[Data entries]
--- begin ---
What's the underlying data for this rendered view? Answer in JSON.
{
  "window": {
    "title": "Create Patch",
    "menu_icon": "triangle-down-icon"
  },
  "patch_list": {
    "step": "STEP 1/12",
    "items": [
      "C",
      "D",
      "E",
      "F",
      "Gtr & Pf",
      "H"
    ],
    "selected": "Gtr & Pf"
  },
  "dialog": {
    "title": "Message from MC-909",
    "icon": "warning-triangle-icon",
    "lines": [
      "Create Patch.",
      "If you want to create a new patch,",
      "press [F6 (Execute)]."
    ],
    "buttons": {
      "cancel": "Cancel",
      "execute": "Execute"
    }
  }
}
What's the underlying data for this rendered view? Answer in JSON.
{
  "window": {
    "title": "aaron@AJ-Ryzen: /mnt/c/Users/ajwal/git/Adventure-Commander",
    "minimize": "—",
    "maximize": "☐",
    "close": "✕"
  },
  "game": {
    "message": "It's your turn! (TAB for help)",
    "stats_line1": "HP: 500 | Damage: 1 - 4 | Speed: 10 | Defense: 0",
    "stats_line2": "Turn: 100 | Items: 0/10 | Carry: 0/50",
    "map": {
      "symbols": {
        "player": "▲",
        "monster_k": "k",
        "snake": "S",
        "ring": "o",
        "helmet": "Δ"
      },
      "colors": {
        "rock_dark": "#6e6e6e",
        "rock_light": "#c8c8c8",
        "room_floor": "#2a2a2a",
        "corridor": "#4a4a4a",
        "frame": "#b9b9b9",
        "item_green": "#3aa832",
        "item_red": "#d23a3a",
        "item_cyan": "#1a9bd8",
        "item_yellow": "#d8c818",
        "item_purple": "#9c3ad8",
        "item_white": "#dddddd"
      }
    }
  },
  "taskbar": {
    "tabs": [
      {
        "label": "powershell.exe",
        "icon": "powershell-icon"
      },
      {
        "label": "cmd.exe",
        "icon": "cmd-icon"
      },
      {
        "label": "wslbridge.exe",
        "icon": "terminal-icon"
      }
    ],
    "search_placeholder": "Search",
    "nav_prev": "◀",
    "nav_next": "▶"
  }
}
--- end ---
[GIVEN EXERCISE]
Your task is to give the records above again, exactly.

[REPLY]
What's the underlying data for this rendered view? Answer in JSON.
{
  "window": {
    "title": "Create Patch",
    "menu_icon": "triangle-down-icon"
  },
  "patch_list": {
    "step": "STEP 1/12",
    "items": [
      "C",
      "D",
      "E",
      "F",
      "Gtr & Pf",
      "H"
    ],
    "selected": "Gtr & Pf"
  },
  "dialog": {
    "title": "Message from MC-909",
    "icon": "warning-triangle-icon",
    "lines": [
      "Create Patch.",
      "If you want to create a new patch,",
      "press [F6 (Execute)]."
    ],
    "buttons": {
      "cancel": "Cancel",
      "execute": "Execute"
    }
  }
}
What's the underlying data for this rendered view? Answer in JSON.
{
  "window": {
    "title": "aaron@AJ-Ryzen: /mnt/c/Users/ajwal/git/Adventure-Commander",
    "minimize": "—",
    "maximize": "☐",
    "close": "✕"
  },
  "game": {
    "message": "It's your turn! (TAB for help)",
    "stats_line1": "HP: 500 | Damage: 1 - 4 | Speed: 10 | Defense: 0",
    "stats_line2": "Turn: 100 | Items: 0/10 | Carry: 0/50",
    "map": {
      "symbols": {
        "player": "▲",
        "monster_k": "k",
        "snake": "S",
        "ring": "o",
        "helmet": "Δ"
      },
      "colors": {
        "rock_dark": "#6e6e6e",
        "rock_light": "#c8c8c8",
        "room_floor": "#2a2a2a",
        "corridor": "#4a4a4a",
        "frame": "#b9b9b9",
        "item_green": "#3aa832",
        "item_red": "#d23a3a",
        "item_cyan": "#1a9bd8",
        "item_yellow": "#d8c818",
        "item_purple": "#9c3ad8",
        "item_white": "#dddddd"
      }
    }
  },
  "taskbar": {
    "tabs": [
      {
        "label": "powershell.exe",
        "icon": "powershell-icon"
      },
      {
        "label": "cmd.exe",
        "icon": "cmd-icon"
      },
      {
        "label": "wslbridge.exe",
        "icon": "terminal-icon"
      }
    ],
    "search_placeholder": "Search",
    "nav_prev": "◀",
    "nav_next": "▶"
  }
}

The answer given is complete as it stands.